##### Input data

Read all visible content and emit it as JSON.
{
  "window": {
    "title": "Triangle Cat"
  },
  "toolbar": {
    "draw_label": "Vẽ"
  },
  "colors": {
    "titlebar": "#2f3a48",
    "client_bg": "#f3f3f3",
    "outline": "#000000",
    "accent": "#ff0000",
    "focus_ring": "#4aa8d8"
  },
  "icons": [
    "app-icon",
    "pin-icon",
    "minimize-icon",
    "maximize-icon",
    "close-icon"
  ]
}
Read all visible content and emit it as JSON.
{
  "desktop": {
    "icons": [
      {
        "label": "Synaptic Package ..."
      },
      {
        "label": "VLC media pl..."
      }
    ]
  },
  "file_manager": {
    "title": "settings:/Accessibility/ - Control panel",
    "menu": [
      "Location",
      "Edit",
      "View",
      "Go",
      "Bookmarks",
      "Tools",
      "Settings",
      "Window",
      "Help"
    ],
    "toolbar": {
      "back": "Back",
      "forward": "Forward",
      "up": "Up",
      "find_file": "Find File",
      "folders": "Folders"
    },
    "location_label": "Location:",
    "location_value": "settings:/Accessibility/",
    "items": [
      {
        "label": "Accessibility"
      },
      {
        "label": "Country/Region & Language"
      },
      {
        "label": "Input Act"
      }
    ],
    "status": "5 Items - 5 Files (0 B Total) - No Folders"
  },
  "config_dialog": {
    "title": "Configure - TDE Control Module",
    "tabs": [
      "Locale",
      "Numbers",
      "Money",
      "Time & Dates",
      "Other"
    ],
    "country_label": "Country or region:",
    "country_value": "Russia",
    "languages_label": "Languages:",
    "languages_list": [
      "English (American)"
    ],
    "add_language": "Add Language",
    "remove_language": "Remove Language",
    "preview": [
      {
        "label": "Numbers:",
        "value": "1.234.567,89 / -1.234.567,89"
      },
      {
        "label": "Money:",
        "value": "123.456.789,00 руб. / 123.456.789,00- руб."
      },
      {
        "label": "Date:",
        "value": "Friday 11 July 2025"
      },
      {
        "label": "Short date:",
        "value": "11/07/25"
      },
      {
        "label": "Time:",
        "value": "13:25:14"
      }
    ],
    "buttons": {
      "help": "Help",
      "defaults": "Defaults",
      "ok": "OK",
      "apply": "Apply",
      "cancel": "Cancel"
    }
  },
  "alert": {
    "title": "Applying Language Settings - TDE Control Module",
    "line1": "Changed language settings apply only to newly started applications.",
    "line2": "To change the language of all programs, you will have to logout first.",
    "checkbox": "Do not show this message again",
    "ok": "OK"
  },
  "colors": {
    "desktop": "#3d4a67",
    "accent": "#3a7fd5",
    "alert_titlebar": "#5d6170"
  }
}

##########

* **Problem**: Quote every record above exactly.

* **Completed exercise**:
Read all visible content and emit it as JSON.
{
  "window": {
    "title": "Triangle Cat"
  },
  "toolbar": {
    "draw_label": "Vẽ"
  },
  "colors": {
    "titlebar": "#2f3a48",
    "client_bg": "#f3f3f3",
    "outline": "#000000",
    "accent": "#ff0000",
    "focus_ring": "#4aa8d8"
  },
  "icons": [
    "app-icon",
    "pin-icon",
    "minimize-icon",
    "maximize-icon",
    "close-icon"
  ]
}
Read all visible content and emit it as JSON.
{
  "desktop": {
    "icons": [
      {
        "label": "Synaptic Package ..."
      },
      {
        "label": "VLC media pl..."
      }
    ]
  },
  "file_manager": {
    "title": "settings:/Accessibility/ - Control panel",
    "menu": [
      "Location",
      "Edit",
      "View",
      "Go",
      "Bookmarks",
      "Tools",
      "Settings",
      "Window",
      "Help"
    ],
    "toolbar": {
      "back": "Back",
      "forward": "Forward",
      "up": "Up",
      "find_file": "Find File",
      "folders": "Folders"
    },
    "location_label": "Location:",
    "location_value": "settings:/Accessibility/",
    "items": [
      {
        "label": "Accessibility"
      },
      {
        "label": "Country/Region & Language"
      },
      {
        "label": "Input Act"
      }
    ],
    "status": "5 Items - 5 Files (0 B Total) - No Folders"
  },
  "config_dialog": {
    "title": "Configure - TDE Control Module",
    "tabs": [
      "Locale",
      "Numbers",
      "Money",
      "Time & Dates",
      "Other"
    ],
    "country_label": "Country or region:",
    "country_value": "Russia",
    "languages_label": "Languages:",
    "languages_list": [
      "English (American)"
    ],
    "add_language": "Add Language",
    "remove_language": "Remove Language",
    "preview": [
      {
        "label": "Numbers:",
        "value": "1.234.567,89 / -1.234.567,89"
      },
      {
        "label": "Money:",
        "value": "123.456.789,00 руб. / 123.456.789,00- руб."
      },
      {
        "label": "Date:",
        "value": "Friday 11 July 2025"
      },
      {
        "label": "Short date:",
        "value": "11/07/25"
      },
      {
        "label": "Time:",
        "value": "13:25:14"
      }
    ],
    "buttons": {
      "help": "Help",
      "defaults": "Defaults",
      "ok": "OK",
      "apply": "Apply",
      "cancel": "Cancel"
    }
  },
  "alert": {
    "title": "Applying Language Settings - TDE Control Module",
    "line1": "Changed language settings apply only to newly started applications.",
    "line2": "To change the language of all programs, you will have to logout first.",
    "checkbox": "Do not show this message again",
    "ok": "OK"
  },
  "colors": {
    "desktop": "#3d4a67",
    "accent": "#3a7fd5",
    "alert_titlebar": "#5d6170"
  }
}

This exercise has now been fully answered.